## [Trecho fornecido]
<<<<
Guimarães apresenta Decreto Legislativo para anular portaria 666 de Moro

“Na verdade, a portaria de Moro é um instrumento claro de perseguição política e tentativa de intimidação da imprensa que reporta seus atos ilegais na Lava Jato”, argumentou o deputado José Guimarães, ao apresentar o projeto

(Foto: PT na Câmara)

Do PT na Câmara - O deputado José Guimarães (PT-CE) protocolou na Câmara, nesta terça-feira (30), projeto de decreto legislativo (PDL 493/2019) para anular a portaria 666/2019, do ministro da Justiça, Sérgio Moro, que trata da deportação sumária de pessoas “perigosas” ou que tenha praticado ato contrário aos princípios e objetivos dispostos na Constituição. 

“Na verdade, a portaria de Moro é um instrumento claro de perseguição política e tentativa de intimidação da imprensa que reporta seus atos ilegais na Lava Jato”, argumentou.

Guimarães se refere ao jornalista americano Glenn Greenwald, do site The Intercept Brasil, que desde o dia 9 de junho vem publicando uma série de reportagens que mostra o uso político da Lava Jato e conluio entre o ex-juiz Sérgio Moro e os procuradores da força-tarefa da operação.

Para Guimarães, o PDL 493 é uma resposta que o Congresso Nacional poderá dar à escalada autoritária de Moro, que quer governar por decreto “numa total afronta ao poder Legislativo”.
>>>>
## [Lista de atividades]
A. Copie da notícia sobre a portaria 666 o trecho que vai de "Guimarães se refere" até "força-tarefa da operação.".
B. Escreva a continuação da notícia sobre a portaria 666 a partir do ponto em que ela termina.
A listagem não tem nenhum papel nesta atividade.

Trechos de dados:
<<<<
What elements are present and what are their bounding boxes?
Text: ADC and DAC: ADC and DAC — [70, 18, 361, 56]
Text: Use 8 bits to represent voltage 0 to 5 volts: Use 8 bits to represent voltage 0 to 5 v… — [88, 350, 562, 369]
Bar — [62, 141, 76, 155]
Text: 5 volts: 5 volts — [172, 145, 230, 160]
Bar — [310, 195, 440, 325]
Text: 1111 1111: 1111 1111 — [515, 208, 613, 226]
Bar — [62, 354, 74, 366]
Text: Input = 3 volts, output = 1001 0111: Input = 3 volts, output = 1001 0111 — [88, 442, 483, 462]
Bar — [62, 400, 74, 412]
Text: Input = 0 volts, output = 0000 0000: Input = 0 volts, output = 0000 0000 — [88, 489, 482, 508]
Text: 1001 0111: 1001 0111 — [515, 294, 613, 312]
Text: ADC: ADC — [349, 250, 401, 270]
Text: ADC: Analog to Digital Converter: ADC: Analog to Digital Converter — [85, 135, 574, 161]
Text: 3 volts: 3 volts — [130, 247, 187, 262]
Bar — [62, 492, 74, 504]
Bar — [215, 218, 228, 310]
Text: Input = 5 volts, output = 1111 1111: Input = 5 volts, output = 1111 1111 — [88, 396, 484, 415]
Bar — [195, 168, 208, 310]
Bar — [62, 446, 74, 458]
>>>>
## [Resultados por tarefa]
A.
Guimarães se refere ao jornalista americano Glenn Greenwald, do site The Intercept Brasil, que desde o dia 9 de junho vem publicando uma série de reportagens que mostra o uso político da Lava Jato e conluio entre o ex-juiz Sérgio Moro e os procuradores da força-tarefa da operação.

B.
A portaria 666, publicada na última quinta-feira (25), na avaliação do deputado do PT do Ceará, extrapola o poder regulamentar no que diz respeito ao instituto da deportação, o qual, de acordo com a Lei de Imigração nº 13.445/2017, é medida decorrente de procedimento administrativo que consiste na retirada compulsória de pessoa que se encontre em situação migratória irregular em território nacional.

Tal procedimento administrativo, explicou Guimarães, deve respeitar o contraditório e a ampla defesa, “não havendo autorização legal para a deportação sumária como dispõe o ato que pretendemos impugnar com este decreto legislativo”, reforçou.

Guimarães entende ainda que a portaria é muito genérica e abre espaço para arbitrariedades na definição de quem seja pessoa perigosa, o que pode causar constrangimentos ilegais e injustiças não amparadas pelo ordenamento jurídico brasileiro. “É imperioso sustar os efeitos dessa portaria de Moro, que a exorbita do poder regulamentar conferido ao Poder Executivo”, concluiu o deputado.